* _What you should do_: Copy every line that mentions the word "Defender".

(Stored data entries)
◆ ◆ ◆

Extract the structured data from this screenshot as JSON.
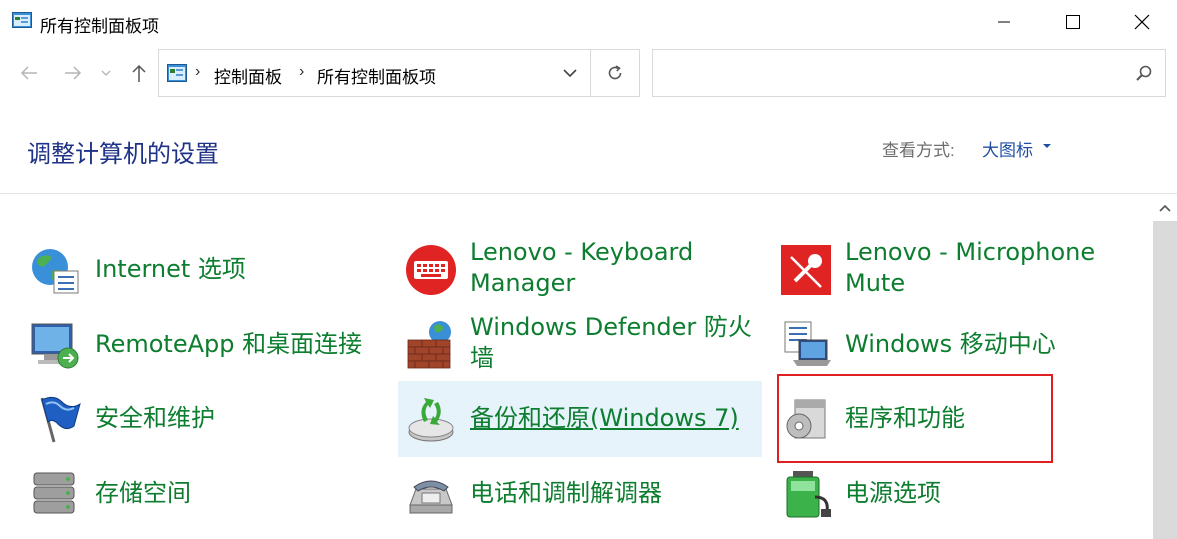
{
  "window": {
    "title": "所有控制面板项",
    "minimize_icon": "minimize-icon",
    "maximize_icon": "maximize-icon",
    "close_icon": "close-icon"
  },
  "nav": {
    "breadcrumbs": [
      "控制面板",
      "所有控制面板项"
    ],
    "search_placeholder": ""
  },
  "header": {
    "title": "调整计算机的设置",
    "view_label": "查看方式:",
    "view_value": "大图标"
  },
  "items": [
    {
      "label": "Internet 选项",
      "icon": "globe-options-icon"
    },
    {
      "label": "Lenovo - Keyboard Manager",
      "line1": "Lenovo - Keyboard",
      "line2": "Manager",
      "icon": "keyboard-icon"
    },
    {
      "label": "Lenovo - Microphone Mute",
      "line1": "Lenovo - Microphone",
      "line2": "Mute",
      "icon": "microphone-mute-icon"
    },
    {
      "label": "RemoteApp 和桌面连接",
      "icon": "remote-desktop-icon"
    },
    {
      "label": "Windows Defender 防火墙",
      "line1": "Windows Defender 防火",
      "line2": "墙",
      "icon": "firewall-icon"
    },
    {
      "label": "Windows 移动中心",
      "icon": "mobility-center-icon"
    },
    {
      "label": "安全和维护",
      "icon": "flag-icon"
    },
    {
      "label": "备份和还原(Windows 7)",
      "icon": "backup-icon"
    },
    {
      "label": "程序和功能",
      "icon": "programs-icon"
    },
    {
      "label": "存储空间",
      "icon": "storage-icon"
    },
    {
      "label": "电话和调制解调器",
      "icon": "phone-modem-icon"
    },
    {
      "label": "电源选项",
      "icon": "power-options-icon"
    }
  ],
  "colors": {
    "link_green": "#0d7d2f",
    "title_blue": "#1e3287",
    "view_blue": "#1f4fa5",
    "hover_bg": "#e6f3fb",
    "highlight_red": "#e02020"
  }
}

◆ ◆ ◆

* _Output for this exercise_:
      "label": "Windows Defender 防火墙",
      "line1": "Windows Defender 防火",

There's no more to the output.